YOUR TASKS:
a - Summarize the steel quota article below in two sentences.
b - In the steel quota article below, condense the paragraph beginning "Industry executives, union leaders and politicians" into one shorter sentence that keeps its main facts.
c - According to the steel quota article below, what is the largest quota imposed on most imported steel?

TEXT TO READ:

'''

President Bush imposed temporary quotas yesterday of up to 30 percent on most imported steel in an effort to give the ailing U.S. industry a chance to modernize and restructure.
The action was a rare departure for an administration that has championed free trade both at home and abroad. But the president said it was an appropriate exception in the face of years of unfair trading practices by foreign countries that had "resulted in bankruptcies, serious dislocation and job losses" in the United States.
Industry executives, union leaders and politicians from steel-producing states generally hailed the president's decision, which fell somewhat short of what they had requested but was still the most aggressive action taken by a president to protect a domestic industry from imports since Ronald Reagan imposed steel import restraints in the mid-1980s.
"This is keeping us alive, no question about it," said Rep. Robert W. Ney (R-Ohio), who warned the White House that he might have to vote against free-trade legislation the next time it came up in the House unless something was done to provide relief to steel communities in his district.
"I commend the president for taking this step," said Leo Gerard, president of the United Steelworkers of America, which turned out thousands of members on the Ellipse outside the White House. "I'm not sure it will do all that needs to be done to save the industry, but at least we have a ray of hope."
Not all of the steel industry's allies, however, were fully satisfied. "President Bush deserves credit, but we have to put it in perspective," said Sen. Richard J. Durbin (D-Ill.). "The steel industry is drowning 40 feet offshore; the president has thrown them a 30-foot rope."

'''

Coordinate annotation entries
'''

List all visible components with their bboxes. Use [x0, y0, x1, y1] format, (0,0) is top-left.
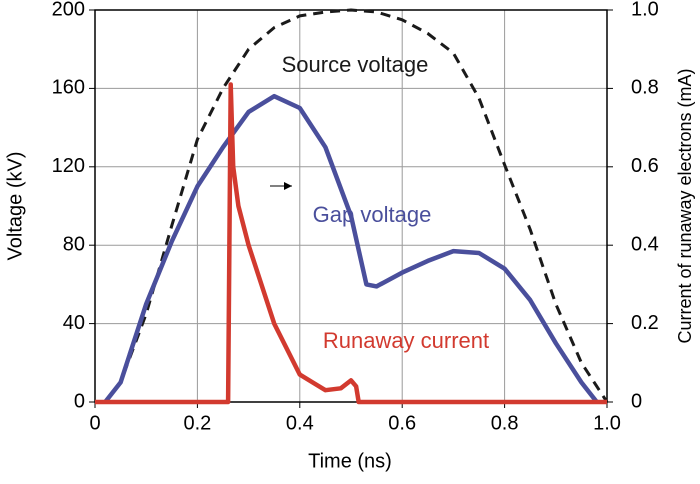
x-tick-label: 0.4	[286, 412, 314, 434]
annotation: Source voltage	[282, 52, 429, 77]
y2-tick-label: 0.2	[631, 312, 659, 334]
y-tick-label: 120	[52, 155, 85, 177]
arrow-head	[284, 182, 292, 190]
y-tick-label: 80	[63, 233, 85, 255]
line-2	[95, 82, 607, 405]
y-tick-label: 200	[52, 0, 85, 20]
y2-tick-label: 0.6	[631, 155, 659, 177]
x-tick-label: 0.2	[183, 412, 211, 434]
y2-tick-label: 1.0	[631, 0, 659, 20]
annotation: Runaway current	[323, 328, 489, 353]
x-tick-label: 0.6	[388, 412, 416, 434]
line-1	[103, 93, 599, 404]
y2-tick-label: 0.4	[631, 233, 659, 255]
y-tick-label: 40	[63, 312, 85, 334]
line-0	[104, 8, 609, 403]
y-axis-label: Voltage (kV)	[4, 152, 26, 261]
x-axis-label: Time (ns)	[308, 450, 392, 472]
x-tick-label: 0	[89, 412, 100, 434]
y2-axis-label: Current of runaway electrons (mA)	[675, 68, 695, 343]
y2-tick-label: 0	[631, 390, 642, 412]
y-tick-label: 160	[52, 77, 85, 99]
y-tick-label: 0	[74, 390, 85, 412]
x-tick-label: 0.8	[491, 412, 519, 434]
x-tick-label: 1.0	[593, 412, 621, 434]
annotation: Gap voltage	[313, 202, 432, 227]
y2-tick-label: 0.8	[631, 77, 659, 99]
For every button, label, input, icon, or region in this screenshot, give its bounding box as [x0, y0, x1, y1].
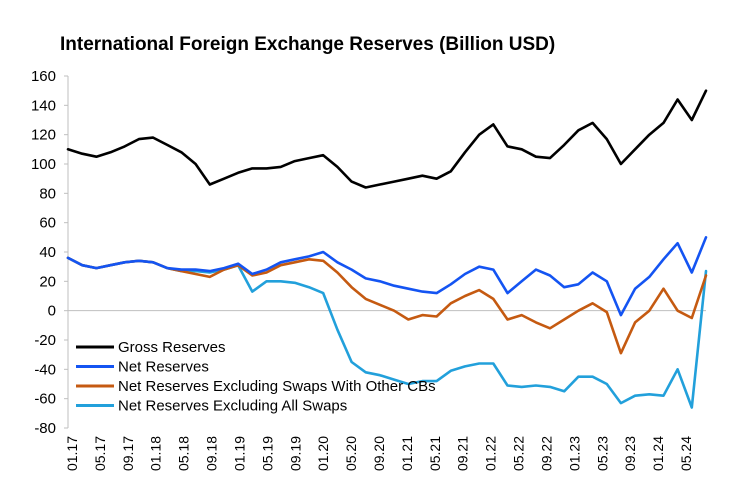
- x-tick-label: 05.17: [92, 436, 108, 471]
- y-tick-label: -60: [34, 391, 56, 408]
- x-tick-label: 09.21: [455, 436, 471, 471]
- x-tick-label: 09.19: [287, 436, 303, 471]
- x-tick-label: 01.21: [399, 436, 415, 471]
- legend-label: Net Reserves Excluding All Swaps: [118, 398, 347, 415]
- series-line: [66, 236, 708, 317]
- y-tick-label: 20: [39, 273, 56, 290]
- x-tick-label: 05.21: [427, 436, 443, 471]
- x-tick-label: 05.23: [594, 436, 610, 471]
- x-tick-label: 01.24: [650, 436, 666, 471]
- x-tick-label: 09.22: [538, 436, 554, 471]
- y-tick-label: -80: [34, 420, 56, 437]
- x-tick-label: 09.17: [120, 436, 136, 471]
- x-tick-label: 01.20: [315, 436, 331, 471]
- legend-label: Net Reserves Excluding Swaps With Other …: [118, 378, 436, 395]
- x-tick-label: 01.23: [566, 436, 582, 471]
- x-tick-label: 05.22: [511, 436, 527, 471]
- y-tick-label: 160: [31, 68, 56, 85]
- x-tick-label: 09.23: [622, 436, 638, 471]
- y-tick-label: 100: [31, 156, 56, 173]
- y-tick-label: 60: [39, 215, 56, 232]
- x-tick-label: 09.20: [371, 436, 387, 471]
- x-tick-label: 01.17: [64, 436, 80, 471]
- y-tick-label: 120: [31, 127, 56, 144]
- x-tick-label: 01.18: [148, 436, 164, 471]
- x-tick-label: 09.18: [204, 436, 220, 471]
- x-tick-label: 05.24: [678, 436, 694, 471]
- legend-label: Net Reserves: [118, 359, 209, 376]
- y-tick-label: 40: [39, 244, 56, 261]
- x-tick-label: 05.19: [259, 436, 275, 471]
- chart-title: International Foreign Exchange Reserves …: [60, 34, 556, 55]
- x-tick-label: 01.19: [231, 436, 247, 471]
- y-tick-label: 80: [39, 185, 56, 202]
- y-tick-label: 0: [48, 303, 56, 320]
- legend-label: Gross Reserves: [118, 339, 226, 356]
- y-tick-label: 140: [31, 97, 56, 114]
- series-line: [66, 89, 708, 189]
- y-tick-label: -20: [34, 332, 56, 349]
- x-tick-label: 01.22: [483, 436, 499, 471]
- y-tick-label: -40: [34, 361, 56, 378]
- x-tick-label: 05.18: [176, 436, 192, 471]
- x-tick-label: 05.20: [343, 436, 359, 471]
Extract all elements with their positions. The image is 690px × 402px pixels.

'''

EXPECTED RESPONSES:
a - President Bush imposed temporary quotas of up to 30 percent on most imported steel, a rare departure from his administration's free-trade stance, citing years of unfair foreign trading practices. Industry executives, union leaders and steel-state politicians generally praised the move, though it fell somewhat short of their requests and some allies, such as Sen. Richard J. Durbin, were not fully satisfied.

b - Steel executives, union leaders and steel-state politicians generally welcomed the decision, which was less than they had asked for but still the strongest presidential protection of a domestic industry from imports since Ronald Reagan's steel import restraints in the mid-1980s.

c - Up to 30 percent.